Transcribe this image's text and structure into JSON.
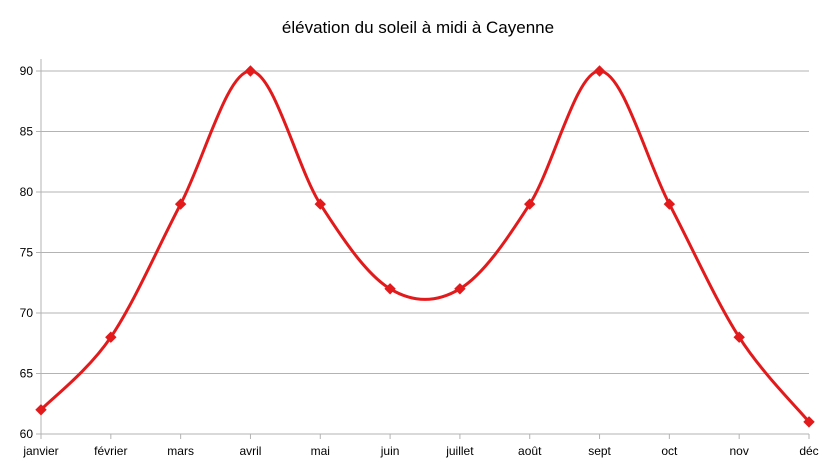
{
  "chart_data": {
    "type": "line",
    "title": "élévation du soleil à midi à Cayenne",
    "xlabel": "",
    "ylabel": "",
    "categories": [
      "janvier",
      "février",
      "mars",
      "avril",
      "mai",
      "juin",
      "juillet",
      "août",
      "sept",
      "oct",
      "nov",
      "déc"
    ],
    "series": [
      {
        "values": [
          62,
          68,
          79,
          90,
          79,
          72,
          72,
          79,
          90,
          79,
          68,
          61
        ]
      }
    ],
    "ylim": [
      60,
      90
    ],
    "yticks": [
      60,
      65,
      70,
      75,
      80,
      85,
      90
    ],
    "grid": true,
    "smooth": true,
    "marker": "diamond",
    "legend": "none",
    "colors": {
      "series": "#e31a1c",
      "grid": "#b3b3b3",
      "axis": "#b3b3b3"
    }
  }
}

Exercise objective => Print the records word for word and exclude any picture they hold.

Answer =>
Transcribe this image's text and structure into JSON.
{
  "chart_data": {
    "type": "line",
    "title": "élévation du soleil à midi à Cayenne",
    "xlabel": "",
    "ylabel": "",
    "categories": [
      "janvier",
      "février",
      "mars",
      "avril",
      "mai",
      "juin",
      "juillet",
      "août",
      "sept",
      "oct",
      "nov",
      "déc"
    ],
    "series": [
      {
        "values": [
          62,
          68,
          79,
          90,
          79,
          72,
          72,
          79,
          90,
          79,
          68,
          61
        ]
      }
    ],
    "ylim": [
      60,
      90
    ],
    "yticks": [
      60,
      65,
      70,
      75,
      80,
      85,
      90
    ],
    "grid": true,
    "smooth": true,
    "marker": "diamond",
    "legend": "none",
    "colors": {
      "series": "#e31a1c",
      "grid": "#b3b3b3",
      "axis": "#b3b3b3"
    }
  }
}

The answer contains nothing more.